Only the number is wanted: how many lines contain the string "stable"?

'''

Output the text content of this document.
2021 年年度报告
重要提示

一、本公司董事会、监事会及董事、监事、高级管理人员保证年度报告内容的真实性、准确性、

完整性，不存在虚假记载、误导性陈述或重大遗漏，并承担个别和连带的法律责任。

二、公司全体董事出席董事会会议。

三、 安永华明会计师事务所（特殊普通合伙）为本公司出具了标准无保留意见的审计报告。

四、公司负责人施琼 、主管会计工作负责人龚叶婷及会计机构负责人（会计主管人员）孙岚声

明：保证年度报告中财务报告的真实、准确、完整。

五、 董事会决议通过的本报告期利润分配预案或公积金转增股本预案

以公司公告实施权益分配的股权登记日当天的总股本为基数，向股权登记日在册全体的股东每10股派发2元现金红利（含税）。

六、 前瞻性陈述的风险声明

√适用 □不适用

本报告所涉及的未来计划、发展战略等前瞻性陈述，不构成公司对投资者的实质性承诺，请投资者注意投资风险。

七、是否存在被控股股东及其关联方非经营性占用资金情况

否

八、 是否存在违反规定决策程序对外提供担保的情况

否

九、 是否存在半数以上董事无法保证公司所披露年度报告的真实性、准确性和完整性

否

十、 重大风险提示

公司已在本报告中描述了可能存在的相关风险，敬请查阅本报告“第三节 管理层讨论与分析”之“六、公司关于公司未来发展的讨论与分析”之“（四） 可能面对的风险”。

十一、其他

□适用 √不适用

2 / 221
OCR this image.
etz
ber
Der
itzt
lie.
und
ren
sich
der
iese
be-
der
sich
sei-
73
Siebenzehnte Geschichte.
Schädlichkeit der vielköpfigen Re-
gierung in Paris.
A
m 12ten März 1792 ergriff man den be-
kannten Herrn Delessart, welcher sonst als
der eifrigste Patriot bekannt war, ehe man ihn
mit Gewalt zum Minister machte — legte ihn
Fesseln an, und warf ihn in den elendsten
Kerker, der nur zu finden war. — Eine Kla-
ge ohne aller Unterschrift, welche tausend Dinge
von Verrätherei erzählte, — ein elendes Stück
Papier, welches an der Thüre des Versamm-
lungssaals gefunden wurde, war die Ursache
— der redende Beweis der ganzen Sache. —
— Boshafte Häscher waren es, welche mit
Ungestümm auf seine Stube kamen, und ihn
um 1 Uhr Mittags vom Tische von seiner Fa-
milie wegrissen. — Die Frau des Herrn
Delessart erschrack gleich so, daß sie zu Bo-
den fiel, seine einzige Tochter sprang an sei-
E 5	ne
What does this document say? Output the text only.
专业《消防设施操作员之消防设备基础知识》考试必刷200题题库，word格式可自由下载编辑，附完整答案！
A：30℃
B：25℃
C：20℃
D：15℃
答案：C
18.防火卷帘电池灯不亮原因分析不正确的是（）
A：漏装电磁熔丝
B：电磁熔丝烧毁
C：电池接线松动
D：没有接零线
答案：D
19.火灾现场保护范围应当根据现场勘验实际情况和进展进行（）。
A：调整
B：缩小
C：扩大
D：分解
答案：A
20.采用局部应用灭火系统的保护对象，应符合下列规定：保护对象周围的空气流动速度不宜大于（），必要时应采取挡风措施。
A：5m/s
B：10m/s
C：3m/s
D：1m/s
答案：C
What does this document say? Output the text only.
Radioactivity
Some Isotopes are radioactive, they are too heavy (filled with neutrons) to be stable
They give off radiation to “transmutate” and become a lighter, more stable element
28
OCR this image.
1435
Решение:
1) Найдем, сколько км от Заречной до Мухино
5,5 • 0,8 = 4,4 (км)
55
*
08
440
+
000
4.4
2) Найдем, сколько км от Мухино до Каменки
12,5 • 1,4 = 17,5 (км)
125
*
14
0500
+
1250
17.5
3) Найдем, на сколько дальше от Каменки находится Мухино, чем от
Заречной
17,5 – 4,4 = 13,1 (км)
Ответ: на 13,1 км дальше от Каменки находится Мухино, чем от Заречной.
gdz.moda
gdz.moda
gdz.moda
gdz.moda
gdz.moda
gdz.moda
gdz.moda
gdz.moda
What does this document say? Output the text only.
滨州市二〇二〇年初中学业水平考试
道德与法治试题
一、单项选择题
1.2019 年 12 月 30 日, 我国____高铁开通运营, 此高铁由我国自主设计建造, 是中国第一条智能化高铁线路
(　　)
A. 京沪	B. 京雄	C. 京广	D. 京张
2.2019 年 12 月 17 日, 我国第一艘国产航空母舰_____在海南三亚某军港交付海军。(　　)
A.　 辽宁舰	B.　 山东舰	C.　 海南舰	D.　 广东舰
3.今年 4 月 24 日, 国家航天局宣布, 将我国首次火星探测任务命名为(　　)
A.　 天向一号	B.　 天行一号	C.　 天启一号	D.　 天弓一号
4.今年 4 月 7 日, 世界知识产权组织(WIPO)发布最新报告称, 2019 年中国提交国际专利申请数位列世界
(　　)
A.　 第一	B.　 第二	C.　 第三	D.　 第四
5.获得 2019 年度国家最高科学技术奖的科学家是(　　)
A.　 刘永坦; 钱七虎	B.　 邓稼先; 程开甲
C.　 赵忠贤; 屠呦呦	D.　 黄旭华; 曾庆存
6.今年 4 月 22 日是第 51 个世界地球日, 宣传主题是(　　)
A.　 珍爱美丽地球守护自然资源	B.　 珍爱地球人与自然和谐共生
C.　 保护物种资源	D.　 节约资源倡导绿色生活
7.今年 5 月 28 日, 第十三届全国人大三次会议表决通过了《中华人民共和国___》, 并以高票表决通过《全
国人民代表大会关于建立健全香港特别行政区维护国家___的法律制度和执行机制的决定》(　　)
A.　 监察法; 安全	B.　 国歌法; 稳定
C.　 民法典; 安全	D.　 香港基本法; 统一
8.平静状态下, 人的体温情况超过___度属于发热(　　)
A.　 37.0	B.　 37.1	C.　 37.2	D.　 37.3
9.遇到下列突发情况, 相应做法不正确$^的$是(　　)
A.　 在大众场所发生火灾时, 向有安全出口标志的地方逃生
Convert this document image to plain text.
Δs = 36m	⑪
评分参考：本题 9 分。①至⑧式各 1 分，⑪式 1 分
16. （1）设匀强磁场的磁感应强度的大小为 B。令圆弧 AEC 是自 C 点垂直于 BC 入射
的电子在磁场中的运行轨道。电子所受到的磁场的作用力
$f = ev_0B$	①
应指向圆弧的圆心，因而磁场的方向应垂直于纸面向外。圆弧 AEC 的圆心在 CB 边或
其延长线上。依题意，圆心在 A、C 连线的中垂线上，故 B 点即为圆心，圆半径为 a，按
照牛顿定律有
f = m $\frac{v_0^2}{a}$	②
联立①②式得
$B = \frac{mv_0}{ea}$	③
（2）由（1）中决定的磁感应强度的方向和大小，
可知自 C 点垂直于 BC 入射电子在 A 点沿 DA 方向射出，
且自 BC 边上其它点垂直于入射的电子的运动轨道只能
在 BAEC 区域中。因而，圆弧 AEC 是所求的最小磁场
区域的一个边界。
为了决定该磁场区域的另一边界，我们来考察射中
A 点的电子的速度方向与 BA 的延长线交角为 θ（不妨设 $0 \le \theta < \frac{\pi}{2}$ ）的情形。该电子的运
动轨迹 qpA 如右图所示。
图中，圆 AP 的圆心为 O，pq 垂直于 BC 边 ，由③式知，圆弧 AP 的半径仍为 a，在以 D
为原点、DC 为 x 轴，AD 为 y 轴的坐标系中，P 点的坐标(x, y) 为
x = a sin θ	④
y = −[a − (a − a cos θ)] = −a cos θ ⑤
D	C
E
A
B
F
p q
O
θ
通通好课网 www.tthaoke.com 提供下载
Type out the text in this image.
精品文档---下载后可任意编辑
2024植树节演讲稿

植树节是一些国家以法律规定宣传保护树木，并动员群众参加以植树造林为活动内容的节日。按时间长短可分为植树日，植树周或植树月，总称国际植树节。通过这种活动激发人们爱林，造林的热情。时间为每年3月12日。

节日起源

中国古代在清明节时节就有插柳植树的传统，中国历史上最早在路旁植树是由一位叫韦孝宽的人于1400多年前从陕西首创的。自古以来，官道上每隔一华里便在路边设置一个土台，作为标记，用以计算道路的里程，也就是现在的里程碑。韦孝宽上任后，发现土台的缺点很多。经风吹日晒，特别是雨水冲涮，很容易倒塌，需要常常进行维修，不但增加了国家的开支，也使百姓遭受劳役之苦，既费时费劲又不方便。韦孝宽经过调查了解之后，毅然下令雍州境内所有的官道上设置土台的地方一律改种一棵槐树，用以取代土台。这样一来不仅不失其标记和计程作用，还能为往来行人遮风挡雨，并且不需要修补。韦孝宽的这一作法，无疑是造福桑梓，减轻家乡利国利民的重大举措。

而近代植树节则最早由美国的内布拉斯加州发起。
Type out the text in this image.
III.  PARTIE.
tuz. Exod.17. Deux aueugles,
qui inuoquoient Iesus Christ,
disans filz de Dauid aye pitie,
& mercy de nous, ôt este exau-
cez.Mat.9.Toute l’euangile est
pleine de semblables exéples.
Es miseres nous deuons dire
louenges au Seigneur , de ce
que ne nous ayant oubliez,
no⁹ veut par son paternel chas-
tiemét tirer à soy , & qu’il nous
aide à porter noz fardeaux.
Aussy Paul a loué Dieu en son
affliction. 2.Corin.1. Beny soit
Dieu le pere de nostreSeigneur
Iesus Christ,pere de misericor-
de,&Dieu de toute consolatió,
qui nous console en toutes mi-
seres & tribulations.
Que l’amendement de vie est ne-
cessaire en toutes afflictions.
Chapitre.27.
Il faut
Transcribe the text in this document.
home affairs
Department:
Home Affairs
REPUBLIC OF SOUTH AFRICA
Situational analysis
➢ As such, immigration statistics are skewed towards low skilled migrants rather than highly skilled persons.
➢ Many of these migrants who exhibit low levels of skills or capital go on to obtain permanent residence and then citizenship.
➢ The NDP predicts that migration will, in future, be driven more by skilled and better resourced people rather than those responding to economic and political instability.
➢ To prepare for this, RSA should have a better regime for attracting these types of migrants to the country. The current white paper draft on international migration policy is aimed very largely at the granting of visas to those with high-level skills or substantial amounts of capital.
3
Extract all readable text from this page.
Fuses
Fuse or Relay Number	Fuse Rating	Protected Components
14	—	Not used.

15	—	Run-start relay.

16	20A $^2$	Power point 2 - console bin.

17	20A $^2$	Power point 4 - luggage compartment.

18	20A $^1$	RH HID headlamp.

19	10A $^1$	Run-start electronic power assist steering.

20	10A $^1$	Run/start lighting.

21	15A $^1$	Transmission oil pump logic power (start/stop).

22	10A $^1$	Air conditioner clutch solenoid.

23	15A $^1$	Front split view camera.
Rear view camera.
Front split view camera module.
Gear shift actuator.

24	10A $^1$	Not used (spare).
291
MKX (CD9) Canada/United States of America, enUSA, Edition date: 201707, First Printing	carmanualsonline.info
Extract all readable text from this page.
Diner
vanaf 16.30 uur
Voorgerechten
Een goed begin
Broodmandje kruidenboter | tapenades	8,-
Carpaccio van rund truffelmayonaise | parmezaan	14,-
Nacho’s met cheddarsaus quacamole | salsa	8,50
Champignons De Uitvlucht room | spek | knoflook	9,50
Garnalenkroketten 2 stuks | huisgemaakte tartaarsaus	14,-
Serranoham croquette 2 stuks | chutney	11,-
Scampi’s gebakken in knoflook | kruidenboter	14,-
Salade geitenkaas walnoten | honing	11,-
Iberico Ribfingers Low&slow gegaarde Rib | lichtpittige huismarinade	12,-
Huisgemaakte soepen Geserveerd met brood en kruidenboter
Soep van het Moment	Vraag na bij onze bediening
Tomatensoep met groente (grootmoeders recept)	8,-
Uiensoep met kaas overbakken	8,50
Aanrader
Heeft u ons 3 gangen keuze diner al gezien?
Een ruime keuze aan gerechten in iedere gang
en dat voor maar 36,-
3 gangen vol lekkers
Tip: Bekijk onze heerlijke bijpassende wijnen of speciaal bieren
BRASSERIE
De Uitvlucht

'''

§ **Response**
2